[OBJECTIVE]: Reading the listing below, count the lines that contain the word "name" and give that count alone.

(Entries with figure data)

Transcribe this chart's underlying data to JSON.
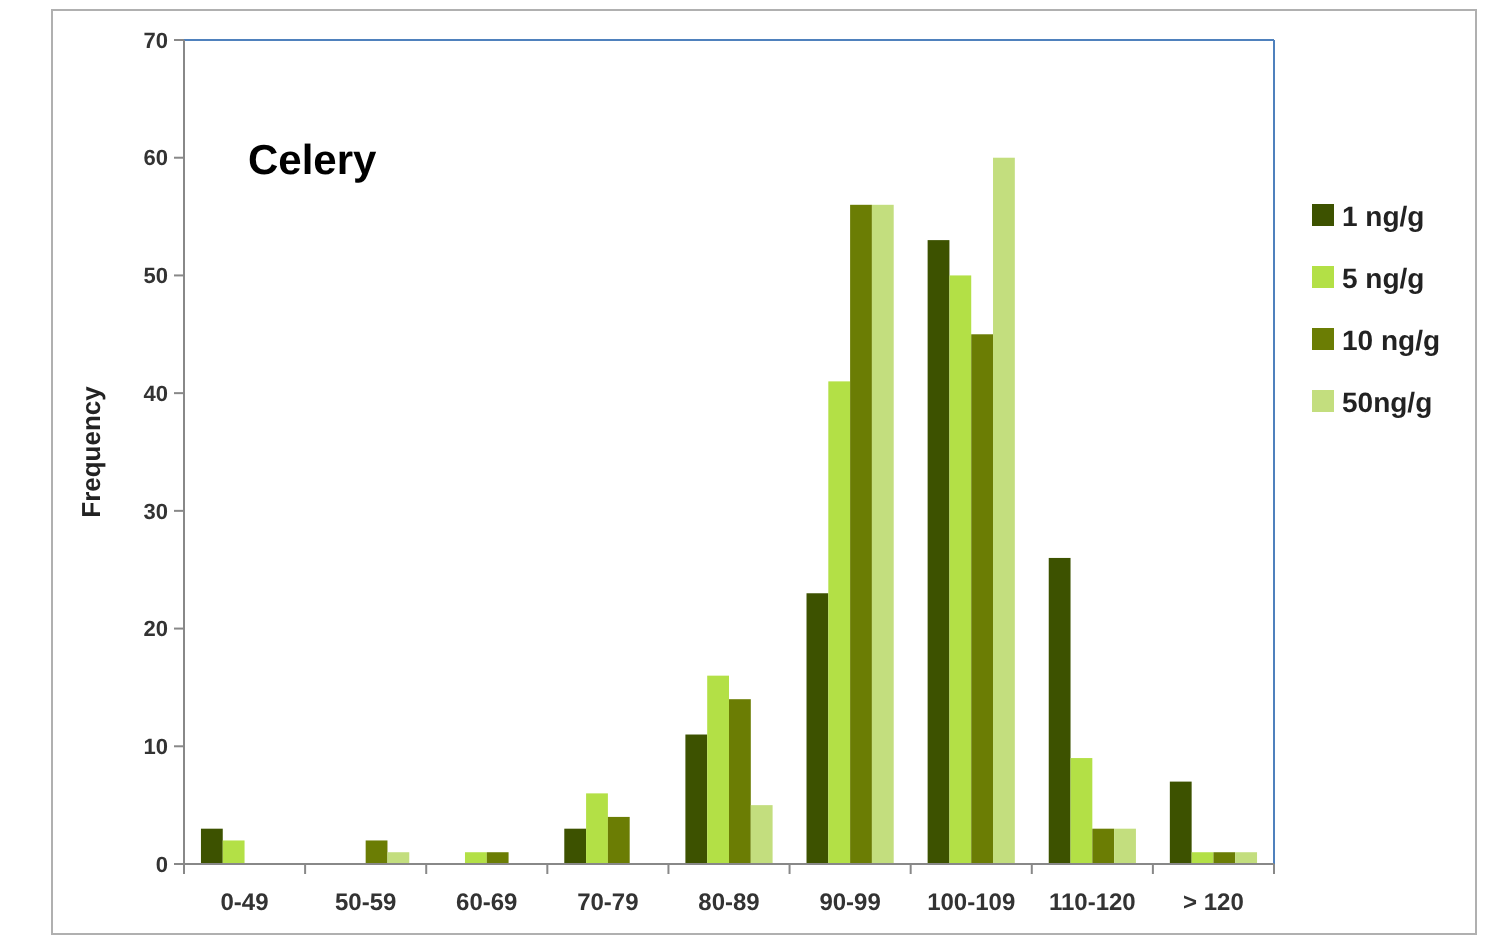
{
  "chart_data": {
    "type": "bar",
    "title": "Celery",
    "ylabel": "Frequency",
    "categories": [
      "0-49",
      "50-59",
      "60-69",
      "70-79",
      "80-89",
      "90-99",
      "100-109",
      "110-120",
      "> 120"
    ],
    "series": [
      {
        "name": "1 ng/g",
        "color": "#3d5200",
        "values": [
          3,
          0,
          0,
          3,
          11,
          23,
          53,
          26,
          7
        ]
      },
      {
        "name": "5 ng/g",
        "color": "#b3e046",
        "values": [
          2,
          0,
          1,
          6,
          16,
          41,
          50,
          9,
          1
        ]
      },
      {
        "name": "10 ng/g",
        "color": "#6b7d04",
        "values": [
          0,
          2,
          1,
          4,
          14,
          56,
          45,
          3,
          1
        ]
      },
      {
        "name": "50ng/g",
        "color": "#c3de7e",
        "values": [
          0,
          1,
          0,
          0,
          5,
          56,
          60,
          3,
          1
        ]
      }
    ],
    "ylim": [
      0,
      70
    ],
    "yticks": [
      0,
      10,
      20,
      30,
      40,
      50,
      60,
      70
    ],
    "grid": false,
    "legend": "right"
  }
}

[PROBLEM SOLUTION]: 4